(Data to use)

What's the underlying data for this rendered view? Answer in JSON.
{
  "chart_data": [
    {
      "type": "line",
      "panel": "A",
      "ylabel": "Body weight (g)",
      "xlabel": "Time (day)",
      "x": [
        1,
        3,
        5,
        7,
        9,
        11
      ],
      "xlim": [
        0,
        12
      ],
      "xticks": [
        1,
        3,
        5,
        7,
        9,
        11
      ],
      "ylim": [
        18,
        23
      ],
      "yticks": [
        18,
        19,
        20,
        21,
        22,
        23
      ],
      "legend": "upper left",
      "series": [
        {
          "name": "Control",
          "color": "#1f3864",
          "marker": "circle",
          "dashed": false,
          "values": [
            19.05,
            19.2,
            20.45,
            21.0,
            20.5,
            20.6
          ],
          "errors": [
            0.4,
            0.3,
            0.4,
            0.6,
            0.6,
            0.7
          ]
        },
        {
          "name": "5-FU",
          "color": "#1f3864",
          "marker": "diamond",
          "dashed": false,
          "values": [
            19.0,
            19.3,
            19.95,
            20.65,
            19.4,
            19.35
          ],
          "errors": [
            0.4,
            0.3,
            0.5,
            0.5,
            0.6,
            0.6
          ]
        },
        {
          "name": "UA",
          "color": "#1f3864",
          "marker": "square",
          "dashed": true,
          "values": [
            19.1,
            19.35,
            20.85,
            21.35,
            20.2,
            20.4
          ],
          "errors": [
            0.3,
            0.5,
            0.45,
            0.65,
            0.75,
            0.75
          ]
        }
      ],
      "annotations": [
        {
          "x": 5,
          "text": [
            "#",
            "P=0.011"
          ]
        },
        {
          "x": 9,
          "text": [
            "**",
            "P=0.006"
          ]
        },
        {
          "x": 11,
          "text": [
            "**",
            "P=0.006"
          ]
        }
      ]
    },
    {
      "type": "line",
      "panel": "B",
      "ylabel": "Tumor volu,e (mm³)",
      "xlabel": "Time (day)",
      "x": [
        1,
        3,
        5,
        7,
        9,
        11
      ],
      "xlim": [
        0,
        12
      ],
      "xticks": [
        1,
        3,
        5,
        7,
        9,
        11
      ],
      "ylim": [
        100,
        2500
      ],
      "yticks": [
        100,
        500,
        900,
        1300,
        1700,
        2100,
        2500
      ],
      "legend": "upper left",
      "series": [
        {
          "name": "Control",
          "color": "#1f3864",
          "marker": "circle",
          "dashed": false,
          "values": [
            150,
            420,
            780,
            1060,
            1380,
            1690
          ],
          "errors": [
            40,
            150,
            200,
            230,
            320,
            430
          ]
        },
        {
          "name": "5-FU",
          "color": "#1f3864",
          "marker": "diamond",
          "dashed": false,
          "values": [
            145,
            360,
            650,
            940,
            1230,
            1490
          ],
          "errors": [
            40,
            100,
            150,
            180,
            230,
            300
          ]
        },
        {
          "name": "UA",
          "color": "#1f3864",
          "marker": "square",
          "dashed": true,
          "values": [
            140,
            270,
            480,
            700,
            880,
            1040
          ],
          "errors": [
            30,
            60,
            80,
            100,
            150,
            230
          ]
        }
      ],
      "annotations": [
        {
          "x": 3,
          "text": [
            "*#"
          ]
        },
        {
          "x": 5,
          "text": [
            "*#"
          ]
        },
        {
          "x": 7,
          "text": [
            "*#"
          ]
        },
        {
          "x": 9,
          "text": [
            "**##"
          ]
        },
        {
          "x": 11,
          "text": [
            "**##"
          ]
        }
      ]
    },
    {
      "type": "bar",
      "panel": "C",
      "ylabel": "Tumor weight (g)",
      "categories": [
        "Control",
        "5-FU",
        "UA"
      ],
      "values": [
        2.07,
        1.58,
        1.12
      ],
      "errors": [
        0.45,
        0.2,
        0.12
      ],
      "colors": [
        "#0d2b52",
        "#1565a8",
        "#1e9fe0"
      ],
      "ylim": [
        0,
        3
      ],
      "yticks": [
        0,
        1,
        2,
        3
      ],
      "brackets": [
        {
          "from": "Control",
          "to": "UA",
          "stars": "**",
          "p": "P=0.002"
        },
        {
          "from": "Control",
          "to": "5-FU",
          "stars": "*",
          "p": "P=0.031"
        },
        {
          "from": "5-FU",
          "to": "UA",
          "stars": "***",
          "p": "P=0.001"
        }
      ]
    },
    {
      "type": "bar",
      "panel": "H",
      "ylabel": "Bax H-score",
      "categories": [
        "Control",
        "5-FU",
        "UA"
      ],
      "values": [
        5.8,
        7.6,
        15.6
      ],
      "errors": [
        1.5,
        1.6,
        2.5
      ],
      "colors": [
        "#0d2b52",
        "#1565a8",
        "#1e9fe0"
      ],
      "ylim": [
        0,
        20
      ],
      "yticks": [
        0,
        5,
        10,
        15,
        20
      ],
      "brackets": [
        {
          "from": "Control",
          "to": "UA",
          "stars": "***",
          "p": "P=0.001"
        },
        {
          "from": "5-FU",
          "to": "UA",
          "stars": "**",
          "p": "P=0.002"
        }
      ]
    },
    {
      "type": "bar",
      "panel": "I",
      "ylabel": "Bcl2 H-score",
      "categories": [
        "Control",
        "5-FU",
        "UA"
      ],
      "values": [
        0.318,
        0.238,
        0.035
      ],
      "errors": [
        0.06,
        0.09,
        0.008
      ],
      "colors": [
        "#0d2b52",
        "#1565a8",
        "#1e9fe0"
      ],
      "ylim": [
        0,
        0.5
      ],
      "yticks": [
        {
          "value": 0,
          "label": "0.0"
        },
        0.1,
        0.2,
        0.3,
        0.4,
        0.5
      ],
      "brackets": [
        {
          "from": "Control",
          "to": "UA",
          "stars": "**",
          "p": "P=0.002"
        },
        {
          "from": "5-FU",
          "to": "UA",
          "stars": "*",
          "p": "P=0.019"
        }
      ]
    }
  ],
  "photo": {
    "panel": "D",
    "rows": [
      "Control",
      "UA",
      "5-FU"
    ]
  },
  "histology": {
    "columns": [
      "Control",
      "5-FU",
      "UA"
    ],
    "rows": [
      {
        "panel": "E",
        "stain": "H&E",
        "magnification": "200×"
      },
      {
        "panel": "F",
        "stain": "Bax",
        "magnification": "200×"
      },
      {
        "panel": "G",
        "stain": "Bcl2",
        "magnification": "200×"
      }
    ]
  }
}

(End Data to use)

Exercise aim
Write out all of the records above exactly as they appear.

Solution below
What's the underlying data for this rendered view? Answer in JSON.
{
  "chart_data": [
    {
      "type": "line",
      "panel": "A",
      "ylabel": "Body weight (g)",
      "xlabel": "Time (day)",
      "x": [
        1,
        3,
        5,
        7,
        9,
        11
      ],
      "xlim": [
        0,
        12
      ],
      "xticks": [
        1,
        3,
        5,
        7,
        9,
        11
      ],
      "ylim": [
        18,
        23
      ],
      "yticks": [
        18,
        19,
        20,
        21,
        22,
        23
      ],
      "legend": "upper left",
      "series": [
        {
          "name": "Control",
          "color": "#1f3864",
          "marker": "circle",
          "dashed": false,
          "values": [
            19.05,
            19.2,
            20.45,
            21.0,
            20.5,
            20.6
          ],
          "errors": [
            0.4,
            0.3,
            0.4,
            0.6,
            0.6,
            0.7
          ]
        },
        {
          "name": "5-FU",
          "color": "#1f3864",
          "marker": "diamond",
          "dashed": false,
          "values": [
            19.0,
            19.3,
            19.95,
            20.65,
            19.4,
            19.35
          ],
          "errors": [
            0.4,
            0.3,
            0.5,
            0.5,
            0.6,
            0.6
          ]
        },
        {
          "name": "UA",
          "color": "#1f3864",
          "marker": "square",
          "dashed": true,
          "values": [
            19.1,
            19.35,
            20.85,
            21.35,
            20.2,
            20.4
          ],
          "errors": [
            0.3,
            0.5,
            0.45,
            0.65,
            0.75,
            0.75
          ]
        }
      ],
      "annotations": [
        {
          "x": 5,
          "text": [
            "#",
            "P=0.011"
          ]
        },
        {
          "x": 9,
          "text": [
            "**",
            "P=0.006"
          ]
        },
        {
          "x": 11,
          "text": [
            "**",
            "P=0.006"
          ]
        }
      ]
    },
    {
      "type": "line",
      "panel": "B",
      "ylabel": "Tumor volu,e (mm³)",
      "xlabel": "Time (day)",
      "x": [
        1,
        3,
        5,
        7,
        9,
        11
      ],
      "xlim": [
        0,
        12
      ],
      "xticks": [
        1,
        3,
        5,
        7,
        9,
        11
      ],
      "ylim": [
        100,
        2500
      ],
      "yticks": [
        100,
        500,
        900,
        1300,
        1700,
        2100,
        2500
      ],
      "legend": "upper left",
      "series": [
        {
          "name": "Control",
          "color": "#1f3864",
          "marker": "circle",
          "dashed": false,
          "values": [
            150,
            420,
            780,
            1060,
            1380,
            1690
          ],
          "errors": [
            40,
            150,
            200,
            230,
            320,
            430
          ]
        },
        {
          "name": "5-FU",
          "color": "#1f3864",
          "marker": "diamond",
          "dashed": false,
          "values": [
            145,
            360,
            650,
            940,
            1230,
            1490
          ],
          "errors": [
            40,
            100,
            150,
            180,
            230,
            300
          ]
        },
        {
          "name": "UA",
          "color": "#1f3864",
          "marker": "square",
          "dashed": true,
          "values": [
            140,
            270,
            480,
            700,
            880,
            1040
          ],
          "errors": [
            30,
            60,
            80,
            100,
            150,
            230
          ]
        }
      ],
      "annotations": [
        {
          "x": 3,
          "text": [
            "*#"
          ]
        },
        {
          "x": 5,
          "text": [
            "*#"
          ]
        },
        {
          "x": 7,
          "text": [
            "*#"
          ]
        },
        {
          "x": 9,
          "text": [
            "**##"
          ]
        },
        {
          "x": 11,
          "text": [
            "**##"
          ]
        }
      ]
    },
    {
      "type": "bar",
      "panel": "C",
      "ylabel": "Tumor weight (g)",
      "categories": [
        "Control",
        "5-FU",
        "UA"
      ],
      "values": [
        2.07,
        1.58,
        1.12
      ],
      "errors": [
        0.45,
        0.2,
        0.12
      ],
      "colors": [
        "#0d2b52",
        "#1565a8",
        "#1e9fe0"
      ],
      "ylim": [
        0,
        3
      ],
      "yticks": [
        0,
        1,
        2,
        3
      ],
      "brackets": [
        {
          "from": "Control",
          "to": "UA",
          "stars": "**",
          "p": "P=0.002"
        },
        {
          "from": "Control",
          "to": "5-FU",
          "stars": "*",
          "p": "P=0.031"
        },
        {
          "from": "5-FU",
          "to": "UA",
          "stars": "***",
          "p": "P=0.001"
        }
      ]
    },
    {
      "type": "bar",
      "panel": "H",
      "ylabel": "Bax H-score",
      "categories": [
        "Control",
        "5-FU",
        "UA"
      ],
      "values": [
        5.8,
        7.6,
        15.6
      ],
      "errors": [
        1.5,
        1.6,
        2.5
      ],
      "colors": [
        "#0d2b52",
        "#1565a8",
        "#1e9fe0"
      ],
      "ylim": [
        0,
        20
      ],
      "yticks": [
        0,
        5,
        10,
        15,
        20
      ],
      "brackets": [
        {
          "from": "Control",
          "to": "UA",
          "stars": "***",
          "p": "P=0.001"
        },
        {
          "from": "5-FU",
          "to": "UA",
          "stars": "**",
          "p": "P=0.002"
        }
      ]
    },
    {
      "type": "bar",
      "panel": "I",
      "ylabel": "Bcl2 H-score",
      "categories": [
        "Control",
        "5-FU",
        "UA"
      ],
      "values": [
        0.318,
        0.238,
        0.035
      ],
      "errors": [
        0.06,
        0.09,
        0.008
      ],
      "colors": [
        "#0d2b52",
        "#1565a8",
        "#1e9fe0"
      ],
      "ylim": [
        0,
        0.5
      ],
      "yticks": [
        {
          "value": 0,
          "label": "0.0"
        },
        0.1,
        0.2,
        0.3,
        0.4,
        0.5
      ],
      "brackets": [
        {
          "from": "Control",
          "to": "UA",
          "stars": "**",
          "p": "P=0.002"
        },
        {
          "from": "5-FU",
          "to": "UA",
          "stars": "*",
          "p": "P=0.019"
        }
      ]
    }
  ],
  "photo": {
    "panel": "D",
    "rows": [
      "Control",
      "UA",
      "5-FU"
    ]
  },
  "histology": {
    "columns": [
      "Control",
      "5-FU",
      "UA"
    ],
    "rows": [
      {
        "panel": "E",
        "stain": "H&E",
        "magnification": "200×"
      },
      {
        "panel": "F",
        "stain": "Bax",
        "magnification": "200×"
      },
      {
        "panel": "G",
        "stain": "Bcl2",
        "magnification": "200×"
      }
    ]
  }
}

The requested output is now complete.